Dataset rows:
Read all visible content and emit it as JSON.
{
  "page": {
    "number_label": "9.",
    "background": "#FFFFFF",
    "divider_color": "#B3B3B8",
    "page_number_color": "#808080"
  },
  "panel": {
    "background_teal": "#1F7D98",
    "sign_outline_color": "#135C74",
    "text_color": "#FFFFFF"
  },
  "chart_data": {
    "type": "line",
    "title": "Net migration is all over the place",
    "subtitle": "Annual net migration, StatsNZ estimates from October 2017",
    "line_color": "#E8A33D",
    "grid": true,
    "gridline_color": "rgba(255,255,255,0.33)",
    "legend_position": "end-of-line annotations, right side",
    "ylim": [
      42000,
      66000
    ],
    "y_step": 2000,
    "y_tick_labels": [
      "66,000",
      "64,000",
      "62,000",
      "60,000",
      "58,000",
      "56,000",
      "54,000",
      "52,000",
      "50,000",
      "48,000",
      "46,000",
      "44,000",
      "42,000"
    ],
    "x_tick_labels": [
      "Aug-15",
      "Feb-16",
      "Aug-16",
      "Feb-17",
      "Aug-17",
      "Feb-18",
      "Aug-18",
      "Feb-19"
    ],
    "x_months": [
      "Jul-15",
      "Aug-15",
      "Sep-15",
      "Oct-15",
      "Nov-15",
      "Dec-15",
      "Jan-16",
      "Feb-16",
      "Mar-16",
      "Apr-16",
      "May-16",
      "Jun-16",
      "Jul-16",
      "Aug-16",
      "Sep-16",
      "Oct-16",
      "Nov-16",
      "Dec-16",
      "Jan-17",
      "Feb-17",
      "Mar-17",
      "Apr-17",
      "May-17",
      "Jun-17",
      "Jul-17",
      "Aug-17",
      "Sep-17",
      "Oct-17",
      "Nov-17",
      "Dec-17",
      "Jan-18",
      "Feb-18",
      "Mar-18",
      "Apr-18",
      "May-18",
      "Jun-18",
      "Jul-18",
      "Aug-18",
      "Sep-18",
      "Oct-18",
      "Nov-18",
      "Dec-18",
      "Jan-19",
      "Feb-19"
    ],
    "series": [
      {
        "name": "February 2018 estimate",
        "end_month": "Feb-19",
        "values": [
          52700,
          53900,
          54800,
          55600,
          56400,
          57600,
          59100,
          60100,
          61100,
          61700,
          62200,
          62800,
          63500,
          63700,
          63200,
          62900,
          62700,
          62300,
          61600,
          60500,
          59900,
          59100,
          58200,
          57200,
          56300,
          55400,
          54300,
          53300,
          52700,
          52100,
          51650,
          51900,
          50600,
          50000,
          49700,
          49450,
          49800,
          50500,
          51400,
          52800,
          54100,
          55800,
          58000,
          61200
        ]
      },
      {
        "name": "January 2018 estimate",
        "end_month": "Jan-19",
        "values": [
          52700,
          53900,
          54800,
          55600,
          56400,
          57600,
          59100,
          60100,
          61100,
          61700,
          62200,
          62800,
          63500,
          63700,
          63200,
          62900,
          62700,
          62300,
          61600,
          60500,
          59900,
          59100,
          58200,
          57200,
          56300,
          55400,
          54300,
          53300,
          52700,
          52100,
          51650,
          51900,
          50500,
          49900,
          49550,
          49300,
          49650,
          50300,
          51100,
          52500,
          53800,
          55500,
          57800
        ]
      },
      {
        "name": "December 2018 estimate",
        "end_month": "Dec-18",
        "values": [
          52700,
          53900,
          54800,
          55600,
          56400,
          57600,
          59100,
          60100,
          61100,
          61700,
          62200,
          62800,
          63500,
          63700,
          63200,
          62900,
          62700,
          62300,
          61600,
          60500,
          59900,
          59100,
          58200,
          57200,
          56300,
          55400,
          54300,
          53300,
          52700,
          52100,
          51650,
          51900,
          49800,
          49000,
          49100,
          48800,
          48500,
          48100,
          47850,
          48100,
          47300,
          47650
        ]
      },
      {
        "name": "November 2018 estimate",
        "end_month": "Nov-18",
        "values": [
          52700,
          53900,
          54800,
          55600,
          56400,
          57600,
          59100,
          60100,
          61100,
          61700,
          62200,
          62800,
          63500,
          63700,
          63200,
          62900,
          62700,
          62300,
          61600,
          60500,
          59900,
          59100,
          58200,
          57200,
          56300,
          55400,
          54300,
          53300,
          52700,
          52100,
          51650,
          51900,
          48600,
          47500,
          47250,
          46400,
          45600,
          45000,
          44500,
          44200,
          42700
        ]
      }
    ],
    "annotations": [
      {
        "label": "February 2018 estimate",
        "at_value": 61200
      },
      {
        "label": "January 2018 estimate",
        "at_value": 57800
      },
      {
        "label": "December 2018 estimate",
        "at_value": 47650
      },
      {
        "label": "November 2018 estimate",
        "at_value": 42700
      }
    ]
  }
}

Work to be completed:
Pull every line containing "name" from the material above.

Result for this exercise:
        "name": "February 2018 estimate",
        "name": "January 2018 estimate",
        "name": "December 2018 estimate",
        "name": "November 2018 estimate",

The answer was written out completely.